> **INFORMATION PROVIDED**:

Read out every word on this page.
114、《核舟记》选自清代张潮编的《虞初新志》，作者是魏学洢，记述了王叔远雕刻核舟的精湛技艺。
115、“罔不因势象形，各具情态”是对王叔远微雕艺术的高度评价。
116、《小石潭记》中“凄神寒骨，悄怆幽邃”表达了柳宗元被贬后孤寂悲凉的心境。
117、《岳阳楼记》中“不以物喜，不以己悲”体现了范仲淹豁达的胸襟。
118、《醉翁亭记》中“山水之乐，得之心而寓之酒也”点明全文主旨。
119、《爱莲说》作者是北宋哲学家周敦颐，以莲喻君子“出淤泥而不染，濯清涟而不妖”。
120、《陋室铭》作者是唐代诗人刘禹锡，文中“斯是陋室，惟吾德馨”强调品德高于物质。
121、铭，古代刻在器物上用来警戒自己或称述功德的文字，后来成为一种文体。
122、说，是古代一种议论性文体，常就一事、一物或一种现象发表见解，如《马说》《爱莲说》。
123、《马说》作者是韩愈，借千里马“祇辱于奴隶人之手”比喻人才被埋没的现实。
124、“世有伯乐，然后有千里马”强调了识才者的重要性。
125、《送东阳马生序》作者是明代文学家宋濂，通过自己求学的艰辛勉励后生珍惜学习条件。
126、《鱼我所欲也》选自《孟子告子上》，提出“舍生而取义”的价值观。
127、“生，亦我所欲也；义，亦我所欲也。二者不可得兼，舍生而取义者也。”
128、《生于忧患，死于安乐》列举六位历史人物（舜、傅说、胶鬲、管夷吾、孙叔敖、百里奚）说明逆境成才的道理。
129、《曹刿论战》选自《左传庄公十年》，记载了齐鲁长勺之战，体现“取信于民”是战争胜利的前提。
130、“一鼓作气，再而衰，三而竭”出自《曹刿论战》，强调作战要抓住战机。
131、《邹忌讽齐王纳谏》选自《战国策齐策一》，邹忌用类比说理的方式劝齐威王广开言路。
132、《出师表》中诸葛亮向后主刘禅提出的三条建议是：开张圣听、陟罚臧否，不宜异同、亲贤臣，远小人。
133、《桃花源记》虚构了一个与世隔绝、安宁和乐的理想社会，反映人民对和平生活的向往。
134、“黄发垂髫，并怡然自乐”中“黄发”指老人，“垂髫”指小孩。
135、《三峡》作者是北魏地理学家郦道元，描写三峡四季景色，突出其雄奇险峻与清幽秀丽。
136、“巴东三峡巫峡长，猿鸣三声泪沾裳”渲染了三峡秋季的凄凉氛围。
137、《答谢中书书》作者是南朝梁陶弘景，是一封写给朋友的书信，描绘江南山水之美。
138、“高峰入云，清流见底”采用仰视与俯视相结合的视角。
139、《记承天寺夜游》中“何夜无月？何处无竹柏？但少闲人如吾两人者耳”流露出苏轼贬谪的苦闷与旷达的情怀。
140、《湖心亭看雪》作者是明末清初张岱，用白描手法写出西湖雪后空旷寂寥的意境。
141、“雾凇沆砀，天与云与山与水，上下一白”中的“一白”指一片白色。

--

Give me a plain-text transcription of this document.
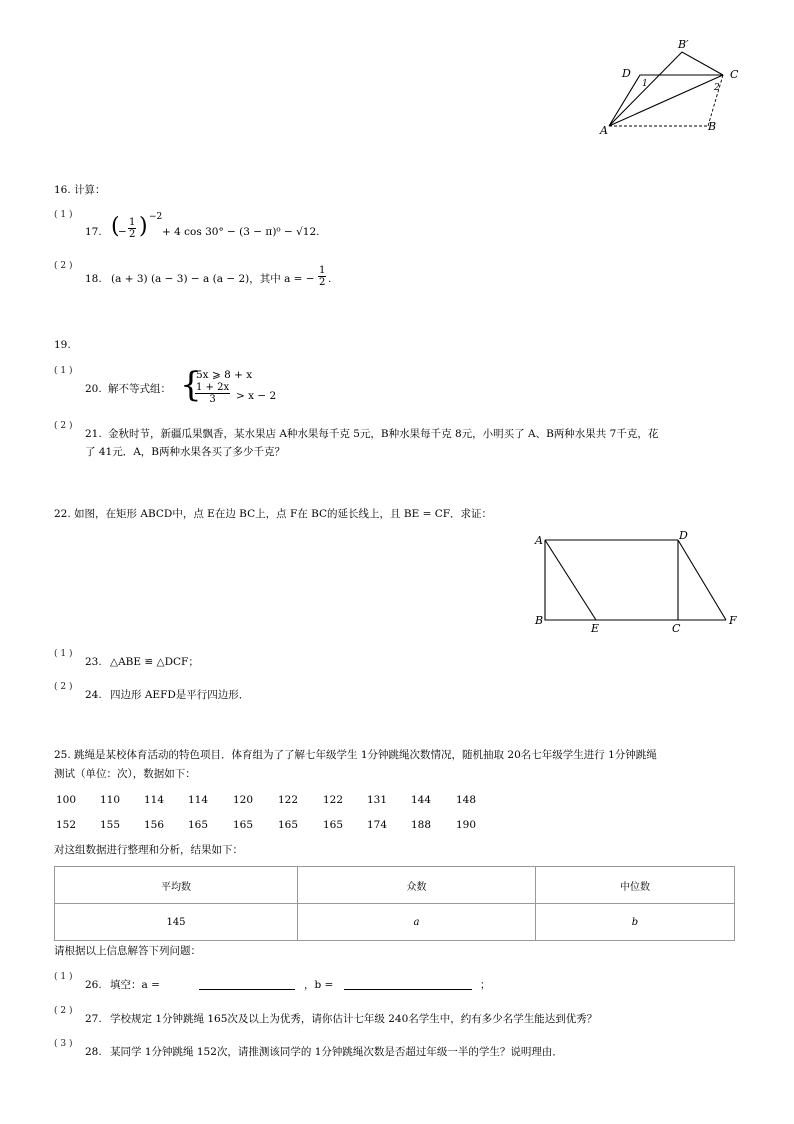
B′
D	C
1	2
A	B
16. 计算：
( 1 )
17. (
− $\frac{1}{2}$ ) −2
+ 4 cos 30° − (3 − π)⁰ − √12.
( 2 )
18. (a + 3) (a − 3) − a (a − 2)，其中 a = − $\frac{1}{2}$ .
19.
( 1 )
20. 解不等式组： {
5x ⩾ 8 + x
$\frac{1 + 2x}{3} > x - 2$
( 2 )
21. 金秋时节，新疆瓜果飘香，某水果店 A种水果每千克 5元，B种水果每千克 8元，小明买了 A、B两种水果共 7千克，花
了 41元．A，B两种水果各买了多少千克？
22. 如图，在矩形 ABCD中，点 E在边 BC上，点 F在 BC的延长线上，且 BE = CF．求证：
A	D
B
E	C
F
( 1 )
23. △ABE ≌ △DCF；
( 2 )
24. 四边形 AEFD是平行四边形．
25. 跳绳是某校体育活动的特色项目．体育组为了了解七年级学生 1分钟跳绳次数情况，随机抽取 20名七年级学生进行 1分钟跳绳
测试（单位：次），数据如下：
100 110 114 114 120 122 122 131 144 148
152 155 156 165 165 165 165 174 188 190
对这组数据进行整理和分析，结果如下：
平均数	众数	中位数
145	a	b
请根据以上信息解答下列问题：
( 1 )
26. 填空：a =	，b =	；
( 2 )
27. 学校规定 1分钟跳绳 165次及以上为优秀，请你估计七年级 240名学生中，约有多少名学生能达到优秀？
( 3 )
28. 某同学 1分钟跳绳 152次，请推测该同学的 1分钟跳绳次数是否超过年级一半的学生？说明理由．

> **WHAT YOU SHOULD DO**:
Filter the records above for "this" and copy every matching line.

> **WRITTEN SOLUTION**:
Read out every word on this page.
Give me a plain-text transcription of this document.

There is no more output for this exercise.